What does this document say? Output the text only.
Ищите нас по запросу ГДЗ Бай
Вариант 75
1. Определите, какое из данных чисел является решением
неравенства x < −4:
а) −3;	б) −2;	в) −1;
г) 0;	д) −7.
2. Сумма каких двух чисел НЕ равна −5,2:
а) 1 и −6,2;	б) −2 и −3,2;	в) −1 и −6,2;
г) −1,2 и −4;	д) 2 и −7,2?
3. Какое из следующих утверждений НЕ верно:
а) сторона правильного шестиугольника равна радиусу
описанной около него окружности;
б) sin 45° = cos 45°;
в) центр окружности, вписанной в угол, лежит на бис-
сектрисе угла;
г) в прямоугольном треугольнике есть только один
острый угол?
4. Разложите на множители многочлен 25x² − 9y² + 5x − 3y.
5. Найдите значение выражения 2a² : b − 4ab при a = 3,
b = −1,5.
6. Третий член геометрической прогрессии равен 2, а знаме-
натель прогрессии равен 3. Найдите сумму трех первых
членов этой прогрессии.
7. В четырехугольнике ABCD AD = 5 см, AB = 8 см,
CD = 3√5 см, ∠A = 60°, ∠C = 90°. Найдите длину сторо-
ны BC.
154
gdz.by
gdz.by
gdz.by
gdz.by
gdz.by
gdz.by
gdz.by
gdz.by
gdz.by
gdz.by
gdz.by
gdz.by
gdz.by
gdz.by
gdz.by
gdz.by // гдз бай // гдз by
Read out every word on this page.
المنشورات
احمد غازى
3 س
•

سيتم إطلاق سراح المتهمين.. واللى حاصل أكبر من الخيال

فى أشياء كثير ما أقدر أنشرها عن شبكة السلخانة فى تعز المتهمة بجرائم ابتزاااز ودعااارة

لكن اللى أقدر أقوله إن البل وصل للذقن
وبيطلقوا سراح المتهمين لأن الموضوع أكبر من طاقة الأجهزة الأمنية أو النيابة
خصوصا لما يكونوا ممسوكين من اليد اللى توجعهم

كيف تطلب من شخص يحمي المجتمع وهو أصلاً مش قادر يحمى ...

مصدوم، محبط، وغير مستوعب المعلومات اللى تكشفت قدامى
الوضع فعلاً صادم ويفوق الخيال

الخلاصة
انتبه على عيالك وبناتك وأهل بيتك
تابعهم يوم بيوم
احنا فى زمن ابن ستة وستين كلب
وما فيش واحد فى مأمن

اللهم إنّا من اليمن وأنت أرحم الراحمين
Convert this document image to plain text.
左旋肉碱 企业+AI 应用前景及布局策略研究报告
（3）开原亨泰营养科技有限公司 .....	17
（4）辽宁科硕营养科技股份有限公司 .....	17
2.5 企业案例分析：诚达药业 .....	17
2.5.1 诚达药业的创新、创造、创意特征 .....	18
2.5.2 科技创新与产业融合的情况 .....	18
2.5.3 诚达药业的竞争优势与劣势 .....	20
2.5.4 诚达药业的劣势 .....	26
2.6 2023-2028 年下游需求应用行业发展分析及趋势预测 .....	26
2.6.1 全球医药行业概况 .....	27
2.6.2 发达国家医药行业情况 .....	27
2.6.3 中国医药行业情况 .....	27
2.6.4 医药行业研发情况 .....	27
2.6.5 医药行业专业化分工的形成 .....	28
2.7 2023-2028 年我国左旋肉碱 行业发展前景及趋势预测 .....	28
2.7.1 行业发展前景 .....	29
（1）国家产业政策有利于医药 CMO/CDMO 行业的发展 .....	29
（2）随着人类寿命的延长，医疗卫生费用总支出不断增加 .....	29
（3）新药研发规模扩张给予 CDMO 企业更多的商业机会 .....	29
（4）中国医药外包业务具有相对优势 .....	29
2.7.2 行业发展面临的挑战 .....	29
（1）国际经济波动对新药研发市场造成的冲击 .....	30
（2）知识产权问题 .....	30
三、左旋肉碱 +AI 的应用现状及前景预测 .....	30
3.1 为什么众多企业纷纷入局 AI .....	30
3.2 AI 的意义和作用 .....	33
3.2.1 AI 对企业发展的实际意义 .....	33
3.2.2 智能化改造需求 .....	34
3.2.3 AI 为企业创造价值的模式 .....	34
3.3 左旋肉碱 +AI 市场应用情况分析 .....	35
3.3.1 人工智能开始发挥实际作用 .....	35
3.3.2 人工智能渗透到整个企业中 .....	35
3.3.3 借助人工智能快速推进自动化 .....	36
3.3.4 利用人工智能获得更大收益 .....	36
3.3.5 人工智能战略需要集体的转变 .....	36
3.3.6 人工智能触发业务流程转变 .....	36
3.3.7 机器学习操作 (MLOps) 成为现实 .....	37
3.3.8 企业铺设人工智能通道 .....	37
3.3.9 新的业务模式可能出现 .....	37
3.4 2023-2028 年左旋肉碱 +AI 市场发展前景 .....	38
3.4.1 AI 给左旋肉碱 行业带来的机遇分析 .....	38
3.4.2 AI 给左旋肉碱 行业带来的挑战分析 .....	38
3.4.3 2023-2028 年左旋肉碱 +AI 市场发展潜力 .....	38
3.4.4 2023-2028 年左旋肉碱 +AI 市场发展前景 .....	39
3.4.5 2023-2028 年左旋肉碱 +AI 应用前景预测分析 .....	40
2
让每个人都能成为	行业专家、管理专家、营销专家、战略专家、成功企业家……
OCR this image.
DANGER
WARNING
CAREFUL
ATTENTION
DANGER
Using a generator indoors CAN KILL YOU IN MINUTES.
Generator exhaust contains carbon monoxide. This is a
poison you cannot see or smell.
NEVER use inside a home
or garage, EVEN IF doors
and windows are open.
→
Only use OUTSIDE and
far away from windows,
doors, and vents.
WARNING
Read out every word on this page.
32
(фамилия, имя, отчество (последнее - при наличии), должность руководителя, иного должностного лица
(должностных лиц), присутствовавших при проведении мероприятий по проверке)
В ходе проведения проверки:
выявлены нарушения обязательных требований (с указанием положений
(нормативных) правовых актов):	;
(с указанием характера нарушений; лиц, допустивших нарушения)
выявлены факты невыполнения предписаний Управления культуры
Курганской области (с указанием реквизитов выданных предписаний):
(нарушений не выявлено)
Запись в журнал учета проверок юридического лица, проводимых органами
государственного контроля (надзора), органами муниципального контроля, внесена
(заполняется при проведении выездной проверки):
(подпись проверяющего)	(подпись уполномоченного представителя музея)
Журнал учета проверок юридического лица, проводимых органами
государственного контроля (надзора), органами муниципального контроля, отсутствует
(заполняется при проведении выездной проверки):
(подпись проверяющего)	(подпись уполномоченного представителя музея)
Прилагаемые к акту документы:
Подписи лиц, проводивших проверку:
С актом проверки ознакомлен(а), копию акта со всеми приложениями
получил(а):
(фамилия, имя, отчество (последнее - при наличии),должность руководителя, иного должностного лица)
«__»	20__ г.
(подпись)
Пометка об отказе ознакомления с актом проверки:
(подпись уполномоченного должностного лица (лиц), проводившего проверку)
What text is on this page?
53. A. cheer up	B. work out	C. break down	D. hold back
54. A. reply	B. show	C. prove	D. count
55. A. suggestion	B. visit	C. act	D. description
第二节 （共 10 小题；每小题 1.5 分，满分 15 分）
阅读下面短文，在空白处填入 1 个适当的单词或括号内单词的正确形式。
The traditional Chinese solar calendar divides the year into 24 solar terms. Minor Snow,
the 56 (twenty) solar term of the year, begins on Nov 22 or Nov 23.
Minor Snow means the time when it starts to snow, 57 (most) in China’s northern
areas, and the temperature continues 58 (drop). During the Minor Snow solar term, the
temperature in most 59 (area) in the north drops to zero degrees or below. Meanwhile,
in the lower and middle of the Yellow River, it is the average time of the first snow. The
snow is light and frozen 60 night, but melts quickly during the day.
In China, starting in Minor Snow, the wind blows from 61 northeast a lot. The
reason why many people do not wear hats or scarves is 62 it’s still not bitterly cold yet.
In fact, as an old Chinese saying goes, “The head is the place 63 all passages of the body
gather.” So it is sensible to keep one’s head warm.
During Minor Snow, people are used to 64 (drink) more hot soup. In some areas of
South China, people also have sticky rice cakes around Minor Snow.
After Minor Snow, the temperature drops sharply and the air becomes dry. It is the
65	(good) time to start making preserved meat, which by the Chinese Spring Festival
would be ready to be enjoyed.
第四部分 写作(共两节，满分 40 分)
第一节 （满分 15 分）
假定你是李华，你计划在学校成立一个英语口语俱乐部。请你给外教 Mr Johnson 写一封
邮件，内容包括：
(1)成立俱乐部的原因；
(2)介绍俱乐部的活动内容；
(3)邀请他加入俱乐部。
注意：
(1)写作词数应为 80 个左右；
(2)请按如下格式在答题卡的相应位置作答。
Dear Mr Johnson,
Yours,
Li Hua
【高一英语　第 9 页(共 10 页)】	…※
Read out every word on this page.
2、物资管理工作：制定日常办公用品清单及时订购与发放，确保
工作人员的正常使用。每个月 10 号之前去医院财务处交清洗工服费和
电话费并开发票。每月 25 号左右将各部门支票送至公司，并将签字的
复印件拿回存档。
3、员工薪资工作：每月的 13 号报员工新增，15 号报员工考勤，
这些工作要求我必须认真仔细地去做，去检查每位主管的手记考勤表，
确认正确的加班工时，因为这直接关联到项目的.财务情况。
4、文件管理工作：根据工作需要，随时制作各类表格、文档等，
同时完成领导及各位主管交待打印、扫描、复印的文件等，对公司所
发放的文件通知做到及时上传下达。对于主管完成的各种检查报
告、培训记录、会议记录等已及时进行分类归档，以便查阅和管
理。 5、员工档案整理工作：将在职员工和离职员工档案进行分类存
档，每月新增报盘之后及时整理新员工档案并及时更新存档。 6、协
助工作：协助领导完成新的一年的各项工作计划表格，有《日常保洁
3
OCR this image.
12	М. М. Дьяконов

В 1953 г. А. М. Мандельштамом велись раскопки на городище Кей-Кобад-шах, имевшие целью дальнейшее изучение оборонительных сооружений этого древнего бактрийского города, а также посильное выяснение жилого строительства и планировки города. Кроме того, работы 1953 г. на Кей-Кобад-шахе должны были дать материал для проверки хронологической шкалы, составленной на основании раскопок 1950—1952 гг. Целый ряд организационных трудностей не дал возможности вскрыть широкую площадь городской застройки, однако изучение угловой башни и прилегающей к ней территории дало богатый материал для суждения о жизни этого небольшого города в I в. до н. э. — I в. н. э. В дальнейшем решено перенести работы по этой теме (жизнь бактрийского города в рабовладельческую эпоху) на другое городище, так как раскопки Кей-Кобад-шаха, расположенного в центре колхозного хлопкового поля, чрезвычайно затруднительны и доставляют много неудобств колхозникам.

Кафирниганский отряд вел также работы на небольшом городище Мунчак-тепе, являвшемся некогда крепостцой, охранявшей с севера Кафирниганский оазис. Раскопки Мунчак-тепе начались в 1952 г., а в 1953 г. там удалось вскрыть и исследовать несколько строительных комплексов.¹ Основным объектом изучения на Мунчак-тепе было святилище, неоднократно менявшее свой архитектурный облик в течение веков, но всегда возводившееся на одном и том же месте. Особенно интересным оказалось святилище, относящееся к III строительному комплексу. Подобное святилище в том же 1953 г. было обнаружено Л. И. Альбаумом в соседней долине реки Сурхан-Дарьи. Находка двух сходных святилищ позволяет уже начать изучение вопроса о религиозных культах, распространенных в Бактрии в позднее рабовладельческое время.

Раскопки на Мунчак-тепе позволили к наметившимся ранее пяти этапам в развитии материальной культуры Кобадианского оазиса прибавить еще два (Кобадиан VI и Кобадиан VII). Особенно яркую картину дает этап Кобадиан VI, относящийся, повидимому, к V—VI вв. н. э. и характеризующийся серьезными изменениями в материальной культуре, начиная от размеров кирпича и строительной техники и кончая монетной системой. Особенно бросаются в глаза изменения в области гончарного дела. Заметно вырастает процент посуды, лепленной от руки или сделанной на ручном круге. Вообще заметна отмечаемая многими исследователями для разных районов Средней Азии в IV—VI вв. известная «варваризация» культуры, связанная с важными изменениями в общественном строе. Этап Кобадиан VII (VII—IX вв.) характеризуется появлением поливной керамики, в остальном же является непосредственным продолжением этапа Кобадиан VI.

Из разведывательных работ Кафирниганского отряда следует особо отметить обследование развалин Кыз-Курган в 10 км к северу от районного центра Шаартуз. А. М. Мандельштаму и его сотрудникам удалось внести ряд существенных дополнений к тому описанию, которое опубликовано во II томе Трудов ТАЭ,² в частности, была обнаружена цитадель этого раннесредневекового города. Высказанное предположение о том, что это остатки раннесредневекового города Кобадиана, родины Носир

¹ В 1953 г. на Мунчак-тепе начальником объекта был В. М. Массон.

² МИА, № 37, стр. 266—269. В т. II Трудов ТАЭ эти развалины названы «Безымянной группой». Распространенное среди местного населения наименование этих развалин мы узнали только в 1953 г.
##############################
- Your goal
How many of the lines above include the word "الخيال"? Respond with the number alone.

- Answer below
2